◆ Task brief ◆
What follows is a listing. Return every line of it exactly.

Data listing
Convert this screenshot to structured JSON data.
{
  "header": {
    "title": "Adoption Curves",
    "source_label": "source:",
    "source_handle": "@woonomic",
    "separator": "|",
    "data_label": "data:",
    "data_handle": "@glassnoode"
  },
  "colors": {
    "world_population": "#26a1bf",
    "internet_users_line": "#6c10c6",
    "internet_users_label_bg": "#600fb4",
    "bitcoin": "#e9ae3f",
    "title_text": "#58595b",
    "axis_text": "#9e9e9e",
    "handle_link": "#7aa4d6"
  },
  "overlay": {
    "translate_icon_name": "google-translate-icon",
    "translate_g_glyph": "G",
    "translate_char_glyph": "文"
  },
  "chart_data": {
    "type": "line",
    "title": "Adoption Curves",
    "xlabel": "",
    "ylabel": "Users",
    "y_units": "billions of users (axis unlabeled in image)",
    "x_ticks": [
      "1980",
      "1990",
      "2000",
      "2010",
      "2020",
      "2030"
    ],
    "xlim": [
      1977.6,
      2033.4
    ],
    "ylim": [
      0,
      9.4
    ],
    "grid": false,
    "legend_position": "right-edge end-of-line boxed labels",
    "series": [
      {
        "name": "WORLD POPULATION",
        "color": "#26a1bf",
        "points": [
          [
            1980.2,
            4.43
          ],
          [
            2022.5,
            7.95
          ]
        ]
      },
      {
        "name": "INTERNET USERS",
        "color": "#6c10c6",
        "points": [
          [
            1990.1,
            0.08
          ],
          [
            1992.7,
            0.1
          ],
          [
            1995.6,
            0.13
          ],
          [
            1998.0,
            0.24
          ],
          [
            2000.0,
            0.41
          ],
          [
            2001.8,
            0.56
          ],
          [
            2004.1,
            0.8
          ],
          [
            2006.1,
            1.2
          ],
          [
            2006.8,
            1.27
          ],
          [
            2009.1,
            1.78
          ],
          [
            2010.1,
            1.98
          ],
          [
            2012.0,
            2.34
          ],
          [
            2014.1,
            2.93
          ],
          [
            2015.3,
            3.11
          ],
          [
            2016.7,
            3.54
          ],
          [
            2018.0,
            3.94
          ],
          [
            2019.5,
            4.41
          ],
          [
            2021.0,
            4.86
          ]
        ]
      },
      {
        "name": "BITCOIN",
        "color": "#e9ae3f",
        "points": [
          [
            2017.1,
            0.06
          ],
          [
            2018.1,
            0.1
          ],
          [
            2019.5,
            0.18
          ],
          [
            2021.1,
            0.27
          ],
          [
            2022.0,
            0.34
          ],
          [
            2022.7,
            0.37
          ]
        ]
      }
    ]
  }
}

◆ Exercise solution ◆
Convert this screenshot to structured JSON data.
{
  "header": {
    "title": "Adoption Curves",
    "source_label": "source:",
    "source_handle": "@woonomic",
    "separator": "|",
    "data_label": "data:",
    "data_handle": "@glassnoode"
  },
  "colors": {
    "world_population": "#26a1bf",
    "internet_users_line": "#6c10c6",
    "internet_users_label_bg": "#600fb4",
    "bitcoin": "#e9ae3f",
    "title_text": "#58595b",
    "axis_text": "#9e9e9e",
    "handle_link": "#7aa4d6"
  },
  "overlay": {
    "translate_icon_name": "google-translate-icon",
    "translate_g_glyph": "G",
    "translate_char_glyph": "文"
  },
  "chart_data": {
    "type": "line",
    "title": "Adoption Curves",
    "xlabel": "",
    "ylabel": "Users",
    "y_units": "billions of users (axis unlabeled in image)",
    "x_ticks": [
      "1980",
      "1990",
      "2000",
      "2010",
      "2020",
      "2030"
    ],
    "xlim": [
      1977.6,
      2033.4
    ],
    "ylim": [
      0,
      9.4
    ],
    "grid": false,
    "legend_position": "right-edge end-of-line boxed labels",
    "series": [
      {
        "name": "WORLD POPULATION",
        "color": "#26a1bf",
        "points": [
          [
            1980.2,
            4.43
          ],
          [
            2022.5,
            7.95
          ]
        ]
      },
      {
        "name": "INTERNET USERS",
        "color": "#6c10c6",
        "points": [
          [
            1990.1,
            0.08
          ],
          [
            1992.7,
            0.1
          ],
          [
            1995.6,
            0.13
          ],
          [
            1998.0,
            0.24
          ],
          [
            2000.0,
            0.41
          ],
          [
            2001.8,
            0.56
          ],
          [
            2004.1,
            0.8
          ],
          [
            2006.1,
            1.2
          ],
          [
            2006.8,
            1.27
          ],
          [
            2009.1,
            1.78
          ],
          [
            2010.1,
            1.98
          ],
          [
            2012.0,
            2.34
          ],
          [
            2014.1,
            2.93
          ],
          [
            2015.3,
            3.11
          ],
          [
            2016.7,
            3.54
          ],
          [
            2018.0,
            3.94
          ],
          [
            2019.5,
            4.41
          ],
          [
            2021.0,
            4.86
          ]
        ]
      },
      {
        "name": "BITCOIN",
        "color": "#e9ae3f",
        "points": [
          [
            2017.1,
            0.06
          ],
          [
            2018.1,
            0.1
          ],
          [
            2019.5,
            0.18
          ],
          [
            2021.1,
            0.27
          ],
          [
            2022.0,
            0.34
          ],
          [
            2022.7,
            0.37
          ]
        ]
      }
    ]
  }
}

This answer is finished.